Goal of the exercise — Take every line where the string "label" appears and copy it.

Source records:
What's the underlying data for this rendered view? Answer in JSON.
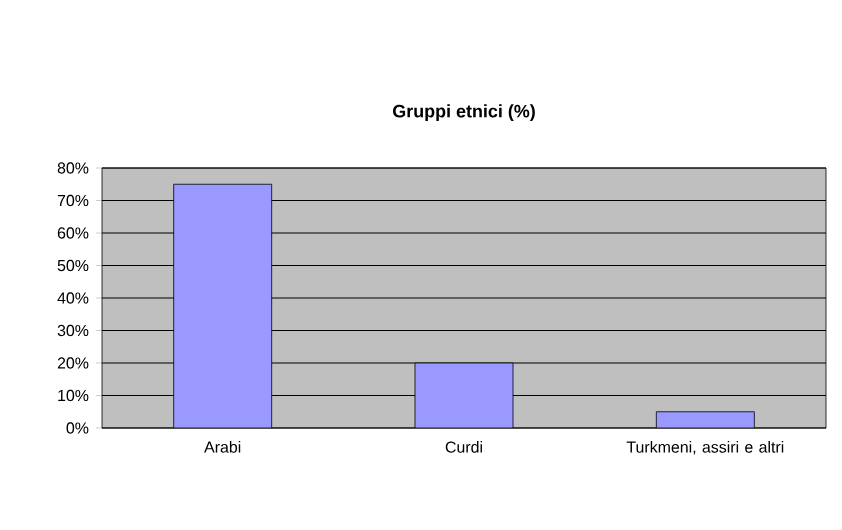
{
  "chart_data": {
    "type": "bar",
    "title": "Gruppi etnici (%)",
    "categories": [
      "Arabi",
      "Curdi",
      "Turkmeni, assiri e altri"
    ],
    "values": [
      75,
      20,
      5
    ],
    "color": "#9999ff",
    "ylim": [
      0,
      80
    ],
    "yticks": [
      {
        "value": 0,
        "label": "0%"
      },
      {
        "value": 10,
        "label": "10%"
      },
      {
        "value": 20,
        "label": "20%"
      },
      {
        "value": 30,
        "label": "30%"
      },
      {
        "value": 40,
        "label": "40%"
      },
      {
        "value": 50,
        "label": "50%"
      },
      {
        "value": 60,
        "label": "60%"
      },
      {
        "value": 70,
        "label": "70%"
      },
      {
        "value": 80,
        "label": "80%"
      }
    ],
    "grid": "y"
  }
}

Response to the task —
        "label": "0%"
        "label": "10%"
        "label": "20%"
        "label": "30%"
        "label": "40%"
        "label": "50%"
        "label": "60%"
        "label": "70%"
        "label": "80%"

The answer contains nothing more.